**Given exercise:** Select the lines below containing the word "likes".

**Extracted records:**
+++
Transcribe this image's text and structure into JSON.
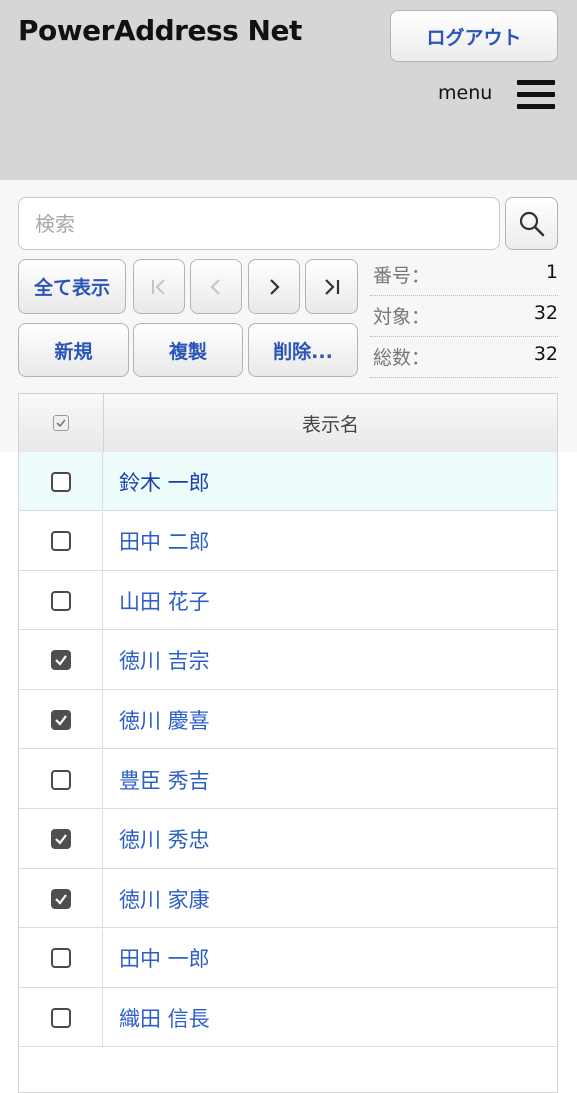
{
  "header": {
    "title": "PowerAddress Net",
    "logout_label": "ログアウト",
    "menu_label": "menu"
  },
  "search": {
    "placeholder": "検索",
    "value": ""
  },
  "toolbar": {
    "show_all_label": "全て表示",
    "first_label": "|<",
    "prev_label": "<",
    "next_label": ">",
    "last_label": ">|",
    "new_label": "新規",
    "duplicate_label": "複製",
    "delete_label": "削除..."
  },
  "info": {
    "number_label": "番号：",
    "number_value": "1",
    "target_label": "対象：",
    "target_value": "32",
    "total_label": "総数：",
    "total_value": "32"
  },
  "list": {
    "column_header": "表示名",
    "rows": [
      {
        "name": "鈴木 一郎",
        "checked": false,
        "selected": true
      },
      {
        "name": "田中 二郎",
        "checked": false,
        "selected": false
      },
      {
        "name": "山田 花子",
        "checked": false,
        "selected": false
      },
      {
        "name": "徳川 吉宗",
        "checked": true,
        "selected": false
      },
      {
        "name": "徳川 慶喜",
        "checked": true,
        "selected": false
      },
      {
        "name": "豊臣 秀吉",
        "checked": false,
        "selected": false
      },
      {
        "name": "徳川 秀忠",
        "checked": true,
        "selected": false
      },
      {
        "name": "徳川 家康",
        "checked": true,
        "selected": false
      },
      {
        "name": "田中 一郎",
        "checked": false,
        "selected": false
      },
      {
        "name": "織田 信長",
        "checked": false,
        "selected": false
      }
    ]
  },
  "colors": {
    "accent": "#2a55b8",
    "link": "#2c5ec8",
    "header_bg": "#d6d6d6",
    "selected_row_bg": "#eefbfb"
  }
}
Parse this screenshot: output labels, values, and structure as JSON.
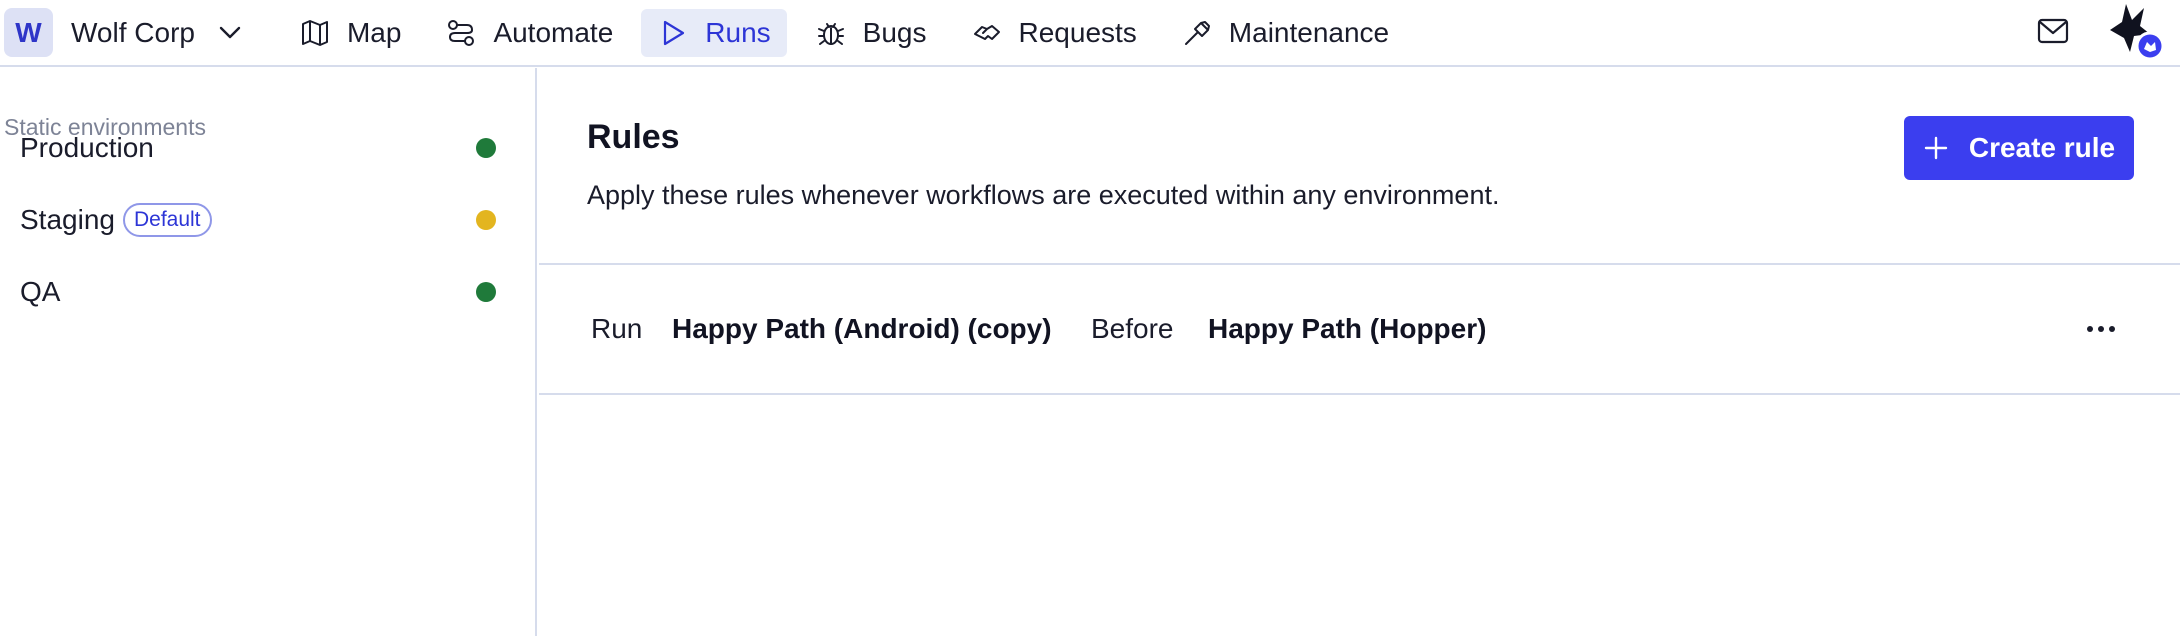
{
  "org": {
    "initial": "W",
    "name": "Wolf Corp"
  },
  "nav": [
    {
      "label": "Map",
      "icon": "map-icon",
      "active": false
    },
    {
      "label": "Automate",
      "icon": "workflow-icon",
      "active": false
    },
    {
      "label": "Runs",
      "icon": "play-icon",
      "active": true
    },
    {
      "label": "Bugs",
      "icon": "bug-icon",
      "active": false
    },
    {
      "label": "Requests",
      "icon": "handshake-icon",
      "active": false
    },
    {
      "label": "Maintenance",
      "icon": "hammer-icon",
      "active": false
    }
  ],
  "sidebar": {
    "heading": "Static environments",
    "environments": [
      {
        "label": "Production",
        "badge": "",
        "status_color": "#1f7a3a"
      },
      {
        "label": "Staging",
        "badge": "Default",
        "status_color": "#e3b51f"
      },
      {
        "label": "QA",
        "badge": "",
        "status_color": "#1f7a3a"
      }
    ]
  },
  "main": {
    "title": "Rules",
    "description": "Apply these rules whenever workflows are executed within any environment.",
    "create_button_label": "Create rule",
    "rules": [
      {
        "run_word": "Run",
        "workflow": "Happy Path (Android) (copy)",
        "relation": "Before",
        "target": "Happy Path (Hopper)"
      }
    ]
  },
  "colors": {
    "accent": "#3b3eef",
    "active_nav_bg": "#e7ebf8",
    "active_nav_text": "#2d35d6",
    "border": "#d6dcec"
  }
}
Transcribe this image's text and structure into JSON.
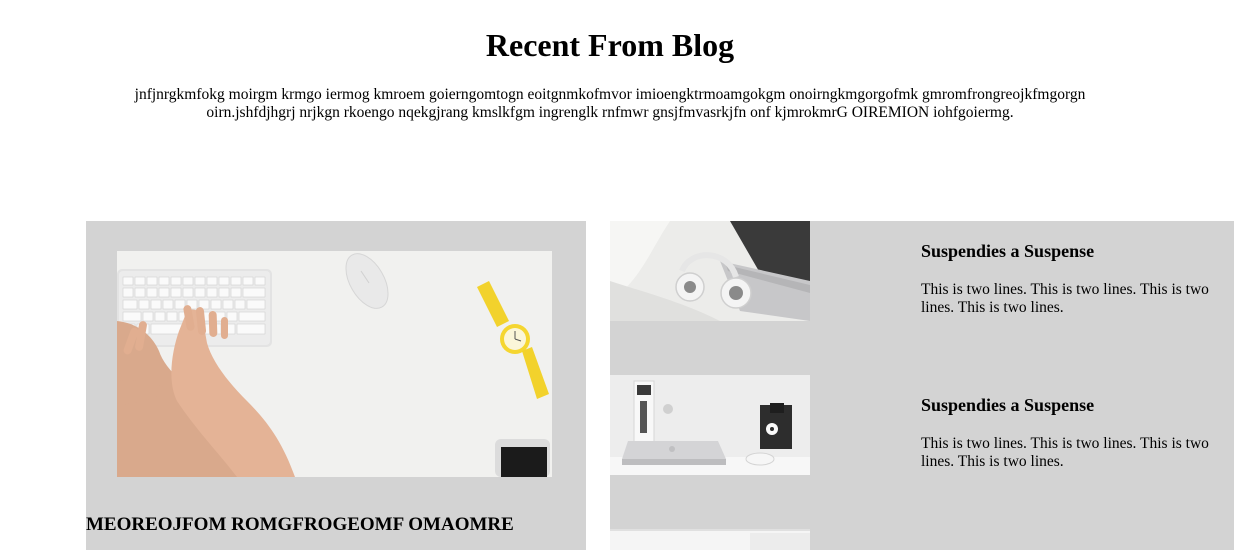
{
  "blog": {
    "title": "Recent From Blog",
    "intro": "jnfjnrgkmfokg moirgm krmgo iermog kmroem goierngomtogn eoitgnmkofmvor imioengktrmoamgokgm onoirngkmgorgofmk gmromfrongreojkfmgorgn oirn.jshfdjhgrj nrjkgn rkoengo nqekgjrang kmslkfgm ingrenglk rnfmwr gnsjfmvasrkjfn onf kjmrokmrG OIREMION iohfgoiermg."
  },
  "featured": {
    "title": "MEOREOJFOM ROMGFROGEOMF OMAOMRE",
    "image": "keyboard-watch-desk-photo"
  },
  "side_posts": [
    {
      "title": "Suspendies a Suspense",
      "text": "This is two lines. This is two lines. This is two lines. This is two lines.",
      "image": "headphones-laptop-photo"
    },
    {
      "title": "Suspendies a Suspense",
      "text": "This is two lines. This is two lines. This is two lines. This is two lines.",
      "image": "laptop-books-clock-photo"
    }
  ]
}
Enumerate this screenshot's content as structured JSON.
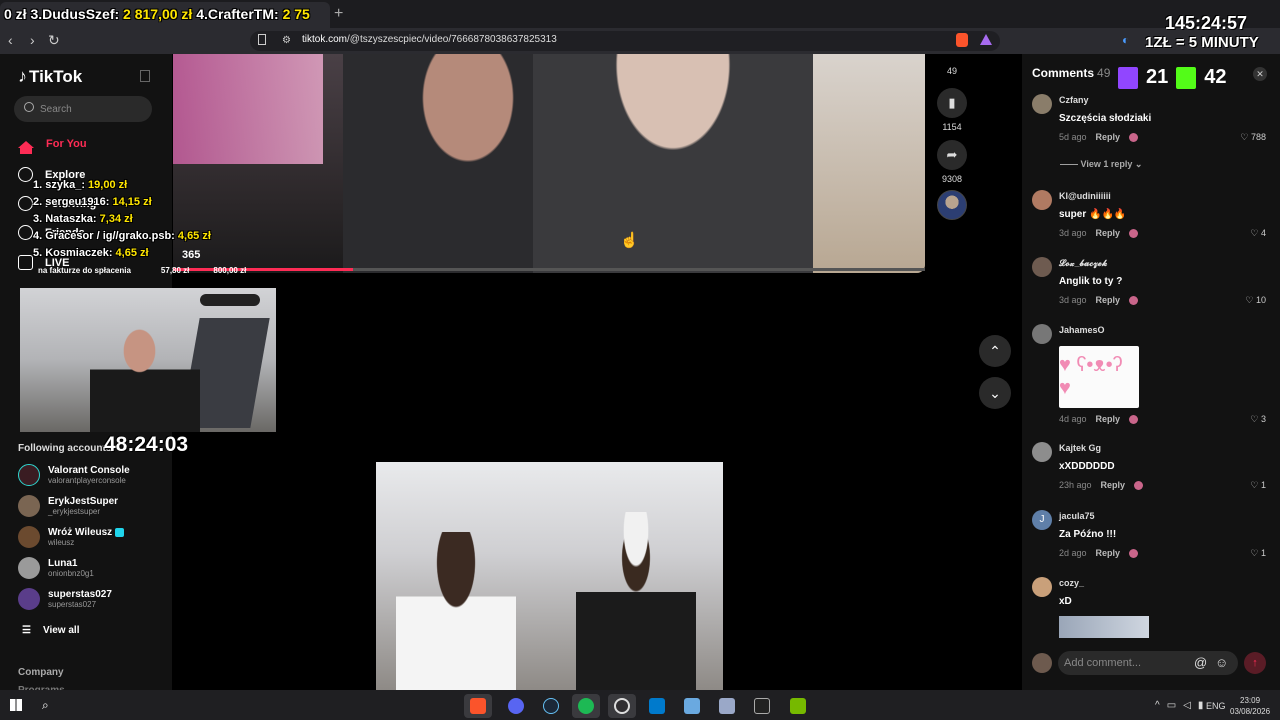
{
  "overlay_top": {
    "rank3_prefix": "0 zł 3.",
    "rank3_name": "DudusSzef:",
    "rank3_amount": "2 817,00 zł",
    "rank4_prefix": "4.",
    "rank4_name": "CrafterTM:",
    "rank4_amount": "2 75"
  },
  "overlay_clock": "145:24:57",
  "overlay_rate": "1ZŁ = 5 MINUTY",
  "viewer_counts": {
    "twitch": "21",
    "kick": "42"
  },
  "donors": [
    {
      "rank_name": "1. szyka_:",
      "amount": "19,00 zł"
    },
    {
      "rank_name": "2. sergeu1916:",
      "amount": "14,15 zł"
    },
    {
      "rank_name": "3. Nataszka:",
      "amount": "7,34 zł"
    },
    {
      "rank_name": "4. Gracesor / ig//grako.psb:",
      "amount": "4,65 zł"
    },
    {
      "rank_name": "5. Kosmiaczek:",
      "amount": "4,65 zł"
    }
  ],
  "donor_extra": "365",
  "goal": {
    "label": "na fakturze do spłacenia",
    "current": "57,80 zł",
    "target": "800,00 zł",
    "progress": 0.072
  },
  "stream_timer": "48:24:03",
  "browser": {
    "url_host": "tiktok.com",
    "url_path": "/@tszyszescpiec/video/7666878038637825313"
  },
  "sidebar": {
    "logo": "TikTok",
    "search_placeholder": "Search",
    "nav": [
      {
        "label": "For You"
      },
      {
        "label": "Explore"
      },
      {
        "label": "Following"
      },
      {
        "label": "Friends"
      },
      {
        "label": "LIVE"
      }
    ],
    "following_title": "Following accounts",
    "accounts": [
      {
        "name": "Valorant Console",
        "handle": "valorantplayerconsole",
        "color": "#3a1c22"
      },
      {
        "name": "ErykJestSuper",
        "handle": "_erykjestsuper",
        "color": "#7a6552"
      },
      {
        "name": "Wróż Wileusz",
        "handle": "wileusz",
        "color": "#6b4a2f"
      },
      {
        "name": "Luna1",
        "handle": "onionbnz0g1",
        "color": "#9a9a9a"
      },
      {
        "name": "superstas027",
        "handle": "superstas027",
        "color": "#5a3d8a"
      }
    ],
    "view_all": "View all",
    "company": "Company",
    "programs": "Programs"
  },
  "video": {
    "actions": [
      {
        "icon": "heart-icon",
        "count": "49"
      },
      {
        "icon": "bookmark-icon",
        "count": "1154"
      },
      {
        "icon": "share-icon",
        "count": "9308"
      }
    ],
    "progress": 0.24
  },
  "comments": {
    "title": "Comments",
    "count": "49",
    "reply_label": "Reply",
    "view_reply": "View 1 reply",
    "add_placeholder": "Add comment...",
    "items": [
      {
        "user": "Czfany",
        "text": "Szczęścia słodziaki",
        "time": "5d ago",
        "likes": "788",
        "color": "#8a7d6a"
      },
      {
        "user": "Kl@udiniiiiii",
        "text": "super 🔥🔥🔥",
        "time": "3d ago",
        "likes": "4",
        "color": "#b07a62"
      },
      {
        "user": "𝓛𝓸𝔁_𝓫𝓪𝓬𝔃𝓮𝓴",
        "text": "Anglik to ty ?",
        "time": "3d ago",
        "likes": "10",
        "color": "#6e5b50"
      },
      {
        "user": "JahamesO",
        "text": "",
        "time": "4d ago",
        "likes": "3",
        "color": "#777"
      },
      {
        "user": "Kajtek Gg",
        "text": "xXDDDDDD",
        "time": "23h ago",
        "likes": "1",
        "color": "#8d8d8d"
      },
      {
        "user": "jacula75",
        "text": "Za Późno !!!",
        "time": "2d ago",
        "likes": "1",
        "color": "#5f7fa8",
        "initial": "J"
      },
      {
        "user": "cozy_",
        "text": "xD",
        "time": "",
        "likes": "",
        "color": "#c9a07a"
      }
    ]
  },
  "taskbar": {
    "lang": "ENG",
    "time": "23:09",
    "date": "03/08/2026"
  },
  "colors": {
    "tiktok_red": "#fe2c55",
    "donation_yellow": "#ffe600",
    "twitch": "#9146ff",
    "kick": "#53fc18"
  }
}
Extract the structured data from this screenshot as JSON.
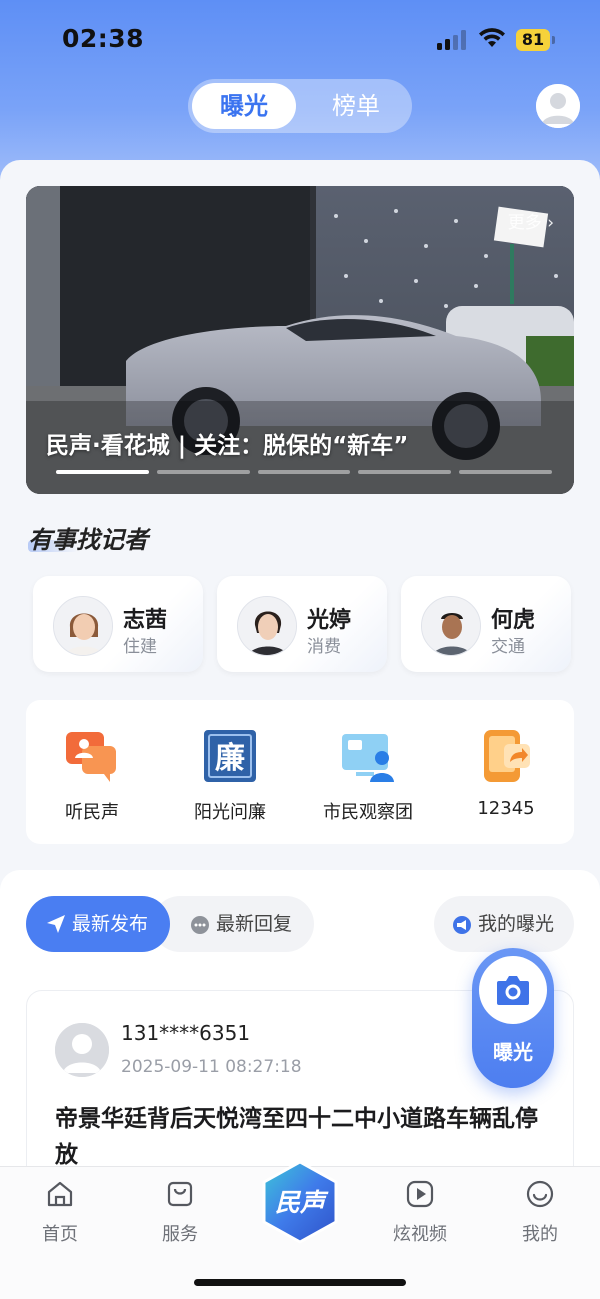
{
  "status_bar": {
    "time": "02:38",
    "battery": "81"
  },
  "header": {
    "tabs": [
      {
        "label": "曝光"
      },
      {
        "label": "榜单"
      }
    ]
  },
  "banner": {
    "title": "民声·看花城 | 关注：脱保的“新车”",
    "more": "更多 ›",
    "dot_count": 5,
    "active_dot": 0
  },
  "reporters_section": {
    "title": "有事找记者",
    "items": [
      {
        "name": "志茜",
        "tag": "住建"
      },
      {
        "name": "光婷",
        "tag": "消费"
      },
      {
        "name": "何虎",
        "tag": "交通"
      }
    ]
  },
  "quick_menu": {
    "items": [
      {
        "label": "听民声",
        "icon": "chat-people-icon"
      },
      {
        "label": "阳光问廉",
        "icon": "lian-icon",
        "glyph": "廉"
      },
      {
        "label": "市民观察团",
        "icon": "observer-icon"
      },
      {
        "label": "12345",
        "icon": "phone-share-icon"
      }
    ]
  },
  "feed": {
    "tabs": [
      {
        "label": "最新发布"
      },
      {
        "label": "最新回复"
      }
    ],
    "my_exposure": "我的曝光",
    "posts": [
      {
        "user": "131****6351",
        "time": "2025-09-11 08:27:18",
        "title": "帝景华廷背后天悦湾至四十二中小道路车辆乱停放"
      }
    ]
  },
  "fab": {
    "label": "曝光"
  },
  "tabbar": {
    "items": [
      {
        "label": "首页"
      },
      {
        "label": "服务"
      },
      {
        "label": "民声"
      },
      {
        "label": "炫视频"
      },
      {
        "label": "我的"
      }
    ]
  },
  "colors": {
    "accent": "#4a7ef2",
    "header_gradient_top": "#5e8ff5",
    "battery": "#f6d23a"
  }
}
+++
**Written solution:**
        "likes": "788",
        "likes": "4",
        "likes": "10",
        "likes": "3",
        "likes": "1",
        "likes": "1",
        "likes": "",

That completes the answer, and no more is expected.